*Reading passage*
>>>
The present invention relates generally to enhancing the performance of a storage adapter for a Redundant Array of Independent Disks (RAID) and, more particularly, to systems and methods for optimizing host reads and cache destages in a RAID subsystem.
Computing systems may include one or more host computers (“hosts”) for processing data and running application programs, storage for storing data, and a storage adapter for controlling the transfer of data between the hosts and the storage. The storage may include a Redundant Array of Independent Disks (RAID) storage device. Storage adapters, also referred to as control units or storage directors, may manage access to the RAID storage devices, which may be comprised of numerous Hard Disk Drives (HDDs) that maintain redundant copies of data (e.g., “mirror” the data or maintain parity data). A storage adapter may be described as a mechanism for managing access to a hard drive for read and write request operations, and a hard drive may be described as a storage device. Hosts may communicate Input/Output (I/O) requests to the storage device through the storage adapter.
A storage adapter and storage subsystem may contain a write cache to enhance performance. The write cache may be non-volatile (e.g., battery backed or Flash memory) and may be used to mask the “write penalty” introduced by a redundant array of independent disks (RAID) system such as RAID-5 and RAID-6 systems. A write cache may also improve performance by coalescing multiple host operations placed in the write cache into a single destage operation, which may then be processed by the RAID layer and disk devices.
Write command data sent by the host may be placed in cache memory to be destaged later to disk via the RAID layer. When using RAID such as RAID-5 and RAID-6, many of these cache destage operations may result in multiple pairs of Read-XOR/Write operations, where both operations of a pair are to the same logical block address (LBAs) on a disk. Each Read-XOR/Write pair may be the result of needing to either: 1) reading old data, XORing this old data with new data to produce a change mask, and then writing the new data OR 2) reading old parity, XORing this old parity with a change mask to produce new parity, and then writing the new parity. In both cases the Read-XOR operation to disk may need to be completed successfully to disk before the write operation may be able to be performed.
In “A Case for Redundant Arrays of Inexpensive Disks (RAID)”, Proc. of ACM SIGMOD International Conference on Management of Data, pp. 109-116, 1988, incorporated herein by reference, D. A. Patterson, G. Gibson and R. H. Katz describe five types of disk arrays classified as RAID levels 1 through 5. Of particular interest are disk arrays with an organization of RAID level 5, because the parity blocks in such a RAID type are distributed evenly across all disks, and therefore cause no bottleneck problems.
One shortcoming of the RAID environment may be that a disk write operation may be far more inefficient than on a single disk, because a data write on RAID may require as many as four disk access operations as compared with one disk access operation on a single disk. Whenever the disk controller in a RAID organization receives a request to write a data block, it may not only update (i.e., read and write) the data block, but it also may update (i.e., read and write) the corresponding parity block to maintain consistency. For instance, if data block D1 in
Therefore, the following four disk access operations may be required: (1) read the old data block D1; (2) read the old parity block P0; (3) write the new data block D1; and (4) write the new parity block P0. The reads may need to be completed before the writes may be able to be started.
<<<
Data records
>>>
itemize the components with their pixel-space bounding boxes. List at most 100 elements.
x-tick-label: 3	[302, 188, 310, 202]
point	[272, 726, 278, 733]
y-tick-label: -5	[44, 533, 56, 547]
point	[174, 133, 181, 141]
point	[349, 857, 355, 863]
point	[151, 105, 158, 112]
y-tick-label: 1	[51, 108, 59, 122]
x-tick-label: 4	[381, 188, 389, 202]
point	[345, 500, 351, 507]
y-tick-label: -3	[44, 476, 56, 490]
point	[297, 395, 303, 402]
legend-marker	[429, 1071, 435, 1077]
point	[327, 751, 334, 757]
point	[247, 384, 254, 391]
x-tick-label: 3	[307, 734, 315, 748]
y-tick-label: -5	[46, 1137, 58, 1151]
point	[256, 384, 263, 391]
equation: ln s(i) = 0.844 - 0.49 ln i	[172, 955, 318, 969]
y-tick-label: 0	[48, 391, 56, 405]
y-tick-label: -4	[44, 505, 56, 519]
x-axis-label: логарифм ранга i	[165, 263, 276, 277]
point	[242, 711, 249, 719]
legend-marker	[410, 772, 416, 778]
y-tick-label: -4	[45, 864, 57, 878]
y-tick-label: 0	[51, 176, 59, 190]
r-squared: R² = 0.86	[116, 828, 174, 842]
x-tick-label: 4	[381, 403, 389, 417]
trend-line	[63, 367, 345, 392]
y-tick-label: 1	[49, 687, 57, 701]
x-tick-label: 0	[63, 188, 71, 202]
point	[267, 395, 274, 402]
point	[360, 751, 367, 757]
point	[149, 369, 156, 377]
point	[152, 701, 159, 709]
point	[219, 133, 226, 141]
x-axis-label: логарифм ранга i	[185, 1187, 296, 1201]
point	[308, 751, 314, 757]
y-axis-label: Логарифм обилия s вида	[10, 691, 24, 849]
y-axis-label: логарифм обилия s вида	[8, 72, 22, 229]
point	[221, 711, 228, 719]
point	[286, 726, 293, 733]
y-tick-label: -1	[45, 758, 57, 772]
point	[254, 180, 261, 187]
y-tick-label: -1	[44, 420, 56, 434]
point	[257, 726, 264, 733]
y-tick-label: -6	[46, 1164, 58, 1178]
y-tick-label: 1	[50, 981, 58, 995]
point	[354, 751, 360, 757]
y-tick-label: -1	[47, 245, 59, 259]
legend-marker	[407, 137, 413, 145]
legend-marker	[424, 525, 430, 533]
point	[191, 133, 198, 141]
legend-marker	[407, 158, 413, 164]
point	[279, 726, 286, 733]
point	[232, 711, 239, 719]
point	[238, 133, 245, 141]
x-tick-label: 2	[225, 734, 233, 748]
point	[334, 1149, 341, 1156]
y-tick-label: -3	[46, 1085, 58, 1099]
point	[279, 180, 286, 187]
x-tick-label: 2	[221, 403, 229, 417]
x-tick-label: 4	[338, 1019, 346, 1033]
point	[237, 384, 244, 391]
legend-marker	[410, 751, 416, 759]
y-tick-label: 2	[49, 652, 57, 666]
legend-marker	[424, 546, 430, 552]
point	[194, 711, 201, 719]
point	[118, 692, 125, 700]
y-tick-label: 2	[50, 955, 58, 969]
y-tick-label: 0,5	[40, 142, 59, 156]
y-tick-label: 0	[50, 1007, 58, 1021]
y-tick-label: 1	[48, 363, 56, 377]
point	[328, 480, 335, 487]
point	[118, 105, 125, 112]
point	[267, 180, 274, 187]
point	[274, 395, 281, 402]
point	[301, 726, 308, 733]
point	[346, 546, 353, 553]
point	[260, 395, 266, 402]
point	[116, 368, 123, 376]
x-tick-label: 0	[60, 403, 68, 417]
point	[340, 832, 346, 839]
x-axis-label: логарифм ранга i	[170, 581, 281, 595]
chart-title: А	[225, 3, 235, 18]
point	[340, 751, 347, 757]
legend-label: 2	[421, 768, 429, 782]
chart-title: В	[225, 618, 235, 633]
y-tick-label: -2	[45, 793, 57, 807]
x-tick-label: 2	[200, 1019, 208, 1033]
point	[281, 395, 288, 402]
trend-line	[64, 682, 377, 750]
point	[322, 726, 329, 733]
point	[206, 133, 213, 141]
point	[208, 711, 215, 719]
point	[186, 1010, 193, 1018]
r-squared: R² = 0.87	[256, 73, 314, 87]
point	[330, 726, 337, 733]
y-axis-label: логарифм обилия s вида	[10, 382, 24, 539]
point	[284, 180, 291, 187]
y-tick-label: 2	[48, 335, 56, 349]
<<<
*What is asked*
a - Do these statements agree with the RAID storage adapter passage? Answer yes or no for each, quoting the deciding words. (i) The write cache may be non-volatile. (ii) In RAID level 5, parity blocks are concentrated on a single disk. (iii) A data write on RAID may need as many as four disk access operations.
b - Continue the RAID storage adapter passage from where it stops.

*Solved tasks*
a -
(i) Yes: "The write cache may be non-volatile (e.g., battery backed or Flash memory)"
(ii) No: "the parity blocks in such a RAID type are distributed evenly across all disks"
(iii) Yes: "a data write on RAID may require as many as four disk access operations"

b -
In “Performance of Disk Arrays in Transaction Processing Environments”, Proc. of International Conference on Distributed Computing Systems, pp. 302-309, 1992, J. Menon and D. Mattson teach that caching or buffering storage blocks at the disk controller may improve the performance of a RAID disk array subsystem. If there is a disk cache, the pre-reading from the disk array of a block to be replaced may be avoided if the block is in the cache. Furthermore, if the parity block for each parity group is also stored in the cache, then both reads from the disk array may be avoided if the parity block is in the cache.
A Read command sent by the host may not be satisfied by data in the write cache. Unlike a host Write command which may not need wait for a disk access (as long as there is a space in the write cache), a host Read command may wait for a disk to perform a Read operation. However, if the write cache is full, a host Write command may also need to wait for disk accesses (cache destages) to complete.
Performance of the storage subsystem may be greatly influenced by controlling the interaction of the disk Read operations (resulting from host Reads) and disk Read-XOR/Write operations (resulting from cache destages).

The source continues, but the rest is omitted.